→ The request
Search the data for the word "PENDIDIKAN" and copy every line where it occurs.

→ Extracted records
▶
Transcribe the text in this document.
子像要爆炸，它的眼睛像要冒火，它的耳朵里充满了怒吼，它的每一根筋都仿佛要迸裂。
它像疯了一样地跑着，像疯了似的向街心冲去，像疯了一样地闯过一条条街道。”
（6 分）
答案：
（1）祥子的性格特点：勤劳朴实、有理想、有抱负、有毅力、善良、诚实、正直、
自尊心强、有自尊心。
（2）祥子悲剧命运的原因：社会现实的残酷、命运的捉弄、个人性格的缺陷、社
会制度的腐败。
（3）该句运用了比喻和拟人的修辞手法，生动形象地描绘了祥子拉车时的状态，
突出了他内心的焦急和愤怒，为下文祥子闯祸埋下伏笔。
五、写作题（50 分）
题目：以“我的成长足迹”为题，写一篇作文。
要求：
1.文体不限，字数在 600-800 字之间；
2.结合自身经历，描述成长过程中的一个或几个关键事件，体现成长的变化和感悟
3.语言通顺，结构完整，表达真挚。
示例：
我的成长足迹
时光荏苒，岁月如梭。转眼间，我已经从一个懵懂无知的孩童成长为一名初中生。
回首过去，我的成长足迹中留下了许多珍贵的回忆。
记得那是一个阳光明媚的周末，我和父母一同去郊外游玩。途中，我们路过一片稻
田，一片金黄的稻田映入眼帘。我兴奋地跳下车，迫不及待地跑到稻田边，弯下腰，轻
◀
▶
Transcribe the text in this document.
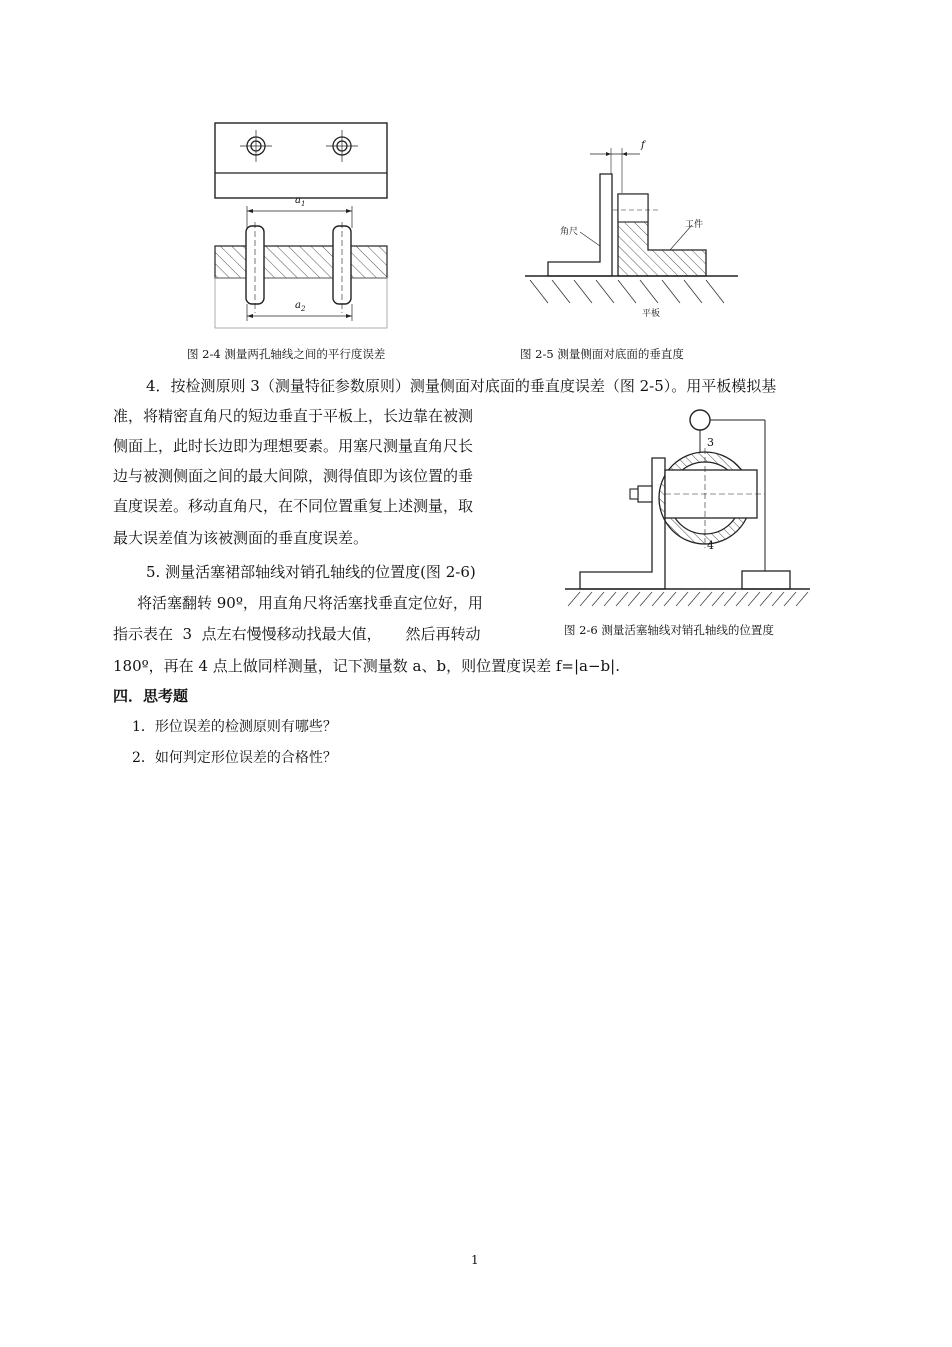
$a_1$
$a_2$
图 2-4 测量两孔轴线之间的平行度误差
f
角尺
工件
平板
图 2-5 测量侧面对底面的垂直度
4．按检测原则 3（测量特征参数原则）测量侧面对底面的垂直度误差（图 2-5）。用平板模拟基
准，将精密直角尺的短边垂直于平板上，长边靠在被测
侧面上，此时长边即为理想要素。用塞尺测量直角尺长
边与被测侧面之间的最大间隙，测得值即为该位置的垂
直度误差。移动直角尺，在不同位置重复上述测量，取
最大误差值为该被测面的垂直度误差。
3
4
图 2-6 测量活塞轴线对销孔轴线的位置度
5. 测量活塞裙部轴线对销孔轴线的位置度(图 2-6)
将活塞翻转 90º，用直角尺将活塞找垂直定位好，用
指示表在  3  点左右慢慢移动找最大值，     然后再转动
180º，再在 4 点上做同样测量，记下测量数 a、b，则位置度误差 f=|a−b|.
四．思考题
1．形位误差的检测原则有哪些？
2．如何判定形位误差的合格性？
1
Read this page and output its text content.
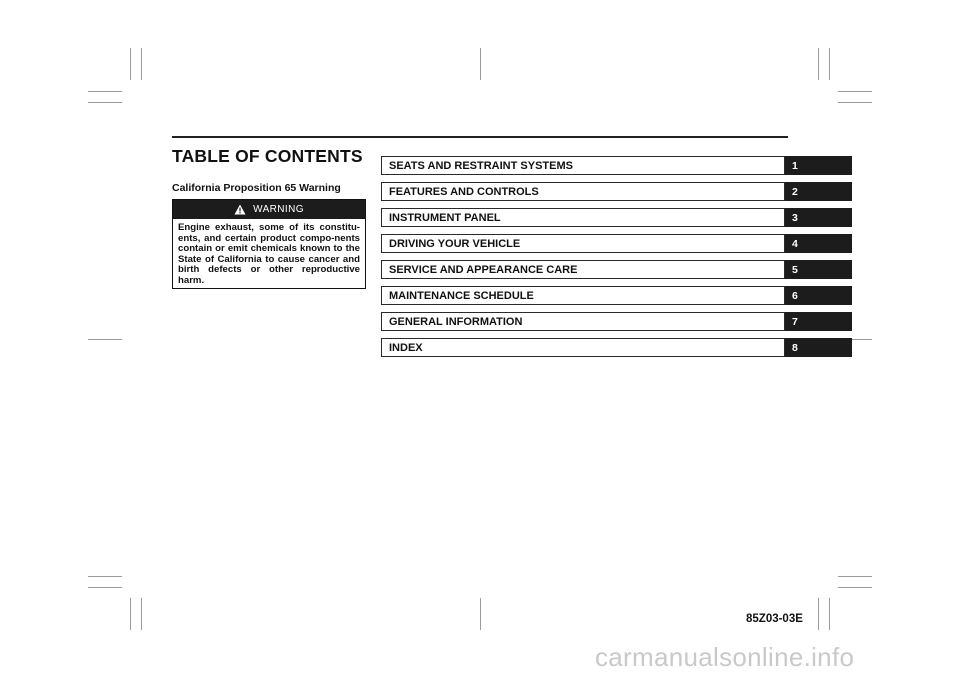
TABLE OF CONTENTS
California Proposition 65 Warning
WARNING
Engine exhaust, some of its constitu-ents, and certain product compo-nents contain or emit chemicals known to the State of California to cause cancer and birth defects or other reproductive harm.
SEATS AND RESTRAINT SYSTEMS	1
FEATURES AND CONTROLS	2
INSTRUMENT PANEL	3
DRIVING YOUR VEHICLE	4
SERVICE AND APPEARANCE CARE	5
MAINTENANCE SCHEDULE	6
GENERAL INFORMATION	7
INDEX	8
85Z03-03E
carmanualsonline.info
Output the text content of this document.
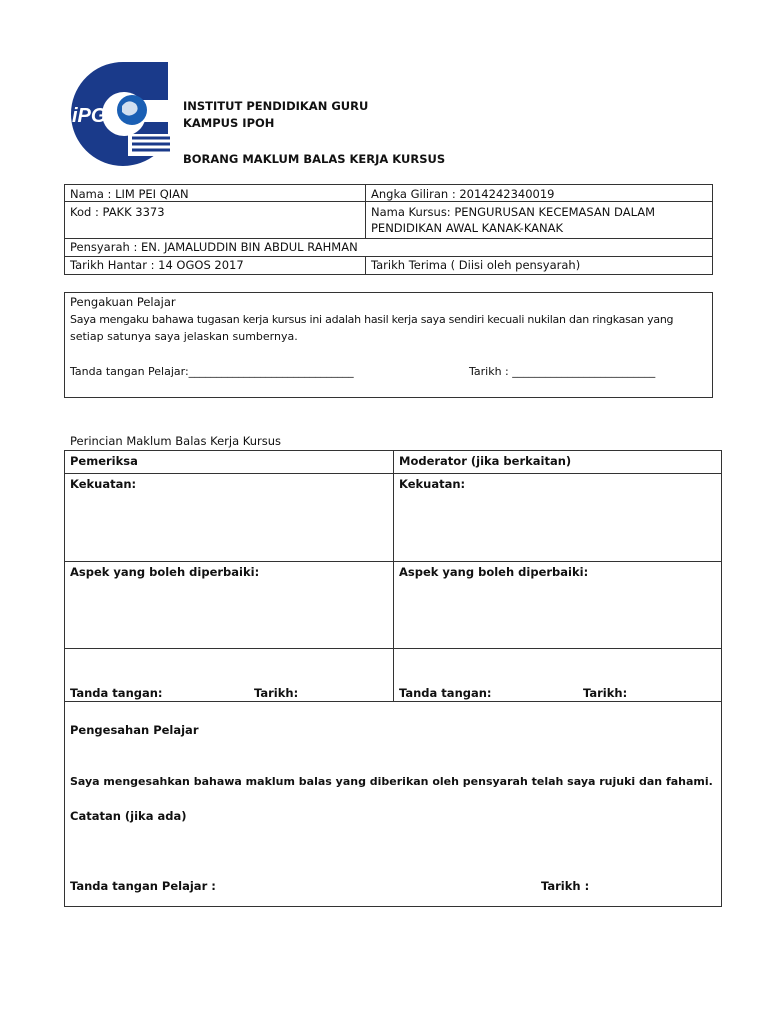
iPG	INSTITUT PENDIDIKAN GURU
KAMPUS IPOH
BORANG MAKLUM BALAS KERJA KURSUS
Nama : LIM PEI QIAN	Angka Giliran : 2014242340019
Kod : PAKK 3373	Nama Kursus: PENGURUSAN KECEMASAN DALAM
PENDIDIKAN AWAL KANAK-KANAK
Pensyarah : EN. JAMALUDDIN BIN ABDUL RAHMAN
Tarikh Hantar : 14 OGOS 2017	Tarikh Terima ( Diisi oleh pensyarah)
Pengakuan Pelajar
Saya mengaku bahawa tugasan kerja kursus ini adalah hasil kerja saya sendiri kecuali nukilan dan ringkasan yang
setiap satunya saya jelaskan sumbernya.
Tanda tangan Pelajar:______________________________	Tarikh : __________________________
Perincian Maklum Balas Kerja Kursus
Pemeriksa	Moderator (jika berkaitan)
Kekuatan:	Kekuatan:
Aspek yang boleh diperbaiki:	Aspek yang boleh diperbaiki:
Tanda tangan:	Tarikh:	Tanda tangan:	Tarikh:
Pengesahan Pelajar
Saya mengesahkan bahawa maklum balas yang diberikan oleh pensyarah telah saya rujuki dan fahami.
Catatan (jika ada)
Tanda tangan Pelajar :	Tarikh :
◀
→ Result of this exercise
iPG	INSTITUT PENDIDIKAN GURU
PENDIDIKAN AWAL KANAK-KANAK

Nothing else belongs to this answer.